■ **DIRECTIVE**
All of the data below should be written out exactly.

■ **PROVIDED INFORMATION**
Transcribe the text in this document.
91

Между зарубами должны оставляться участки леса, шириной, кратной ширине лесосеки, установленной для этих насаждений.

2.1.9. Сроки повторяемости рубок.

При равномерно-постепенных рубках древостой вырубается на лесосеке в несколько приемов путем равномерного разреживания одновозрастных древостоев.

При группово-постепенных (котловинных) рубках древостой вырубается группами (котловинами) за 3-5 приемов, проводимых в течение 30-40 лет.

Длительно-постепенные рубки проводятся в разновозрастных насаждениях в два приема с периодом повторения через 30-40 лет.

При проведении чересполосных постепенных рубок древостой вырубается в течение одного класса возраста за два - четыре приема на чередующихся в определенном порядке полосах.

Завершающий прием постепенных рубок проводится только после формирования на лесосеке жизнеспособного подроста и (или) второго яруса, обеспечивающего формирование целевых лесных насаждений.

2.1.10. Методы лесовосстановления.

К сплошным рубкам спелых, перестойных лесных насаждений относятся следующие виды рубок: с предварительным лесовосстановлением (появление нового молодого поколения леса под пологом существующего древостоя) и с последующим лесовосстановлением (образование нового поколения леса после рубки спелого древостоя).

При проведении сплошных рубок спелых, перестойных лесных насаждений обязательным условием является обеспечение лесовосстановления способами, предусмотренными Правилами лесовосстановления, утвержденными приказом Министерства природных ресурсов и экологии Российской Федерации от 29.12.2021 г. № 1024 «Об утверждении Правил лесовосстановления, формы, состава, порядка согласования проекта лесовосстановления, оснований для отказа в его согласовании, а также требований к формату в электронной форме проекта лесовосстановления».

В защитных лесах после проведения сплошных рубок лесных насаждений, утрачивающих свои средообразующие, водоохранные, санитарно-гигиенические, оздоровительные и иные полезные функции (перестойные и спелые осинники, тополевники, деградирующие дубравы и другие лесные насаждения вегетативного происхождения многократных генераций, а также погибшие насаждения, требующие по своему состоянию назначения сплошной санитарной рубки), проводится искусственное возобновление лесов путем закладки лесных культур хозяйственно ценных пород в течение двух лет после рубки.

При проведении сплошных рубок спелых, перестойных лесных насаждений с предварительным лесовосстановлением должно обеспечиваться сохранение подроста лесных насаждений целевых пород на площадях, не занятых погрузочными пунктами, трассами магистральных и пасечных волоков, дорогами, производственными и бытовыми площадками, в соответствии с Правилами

■ **THE ANSWER**
Transcribe the text in this document.
91

Между зарубами должны оставляться участки леса, шириной, кратной ширине лесосеки, установленной для этих насаждений.

2.1.9. Сроки повторяемости рубок.

При равномерно-постепенных рубках древостой вырубается на лесосеке в несколько приемов путем равномерного разреживания одновозрастных древостоев.

При группово-постепенных (котловинных) рубках древостой вырубается группами (котловинами) за 3-5 приемов, проводимых в течение 30-40 лет.

Длительно-постепенные рубки проводятся в разновозрастных насаждениях в два приема с периодом повторения через 30-40 лет.

При проведении чересполосных постепенных рубок древостой вырубается в течение одного класса возраста за два - четыре приема на чередующихся в определенном порядке полосах.

Завершающий прием постепенных рубок проводится только после формирования на лесосеке жизнеспособного подроста и (или) второго яруса, обеспечивающего формирование целевых лесных насаждений.

2.1.10. Методы лесовосстановления.

К сплошным рубкам спелых, перестойных лесных насаждений относятся следующие виды рубок: с предварительным лесовосстановлением (появление нового молодого поколения леса под пологом существующего древостоя) и с последующим лесовосстановлением (образование нового поколения леса после рубки спелого древостоя).

При проведении сплошных рубок спелых, перестойных лесных насаждений обязательным условием является обеспечение лесовосстановления способами, предусмотренными Правилами лесовосстановления, утвержденными приказом Министерства природных ресурсов и экологии Российской Федерации от 29.12.2021 г. № 1024 «Об утверждении Правил лесовосстановления, формы, состава, порядка согласования проекта лесовосстановления, оснований для отказа в его согласовании, а также требований к формату в электронной форме проекта лесовосстановления».

В защитных лесах после проведения сплошных рубок лесных насаждений, утрачивающих свои средообразующие, водоохранные, санитарно-гигиенические, оздоровительные и иные полезные функции (перестойные и спелые осинники, тополевники, деградирующие дубравы и другие лесные насаждения вегетативного происхождения многократных генераций, а также погибшие насаждения, требующие по своему состоянию назначения сплошной санитарной рубки), проводится искусственное возобновление лесов путем закладки лесных культур хозяйственно ценных пород в течение двух лет после рубки.

При проведении сплошных рубок спелых, перестойных лесных насаждений с предварительным лесовосстановлением должно обеспечиваться сохранение подроста лесных насаждений целевых пород на площадях, не занятых погрузочными пунктами, трассами магистральных и пасечных волоков, дорогами, производственными и бытовыми площадками, в соответствии с Правилами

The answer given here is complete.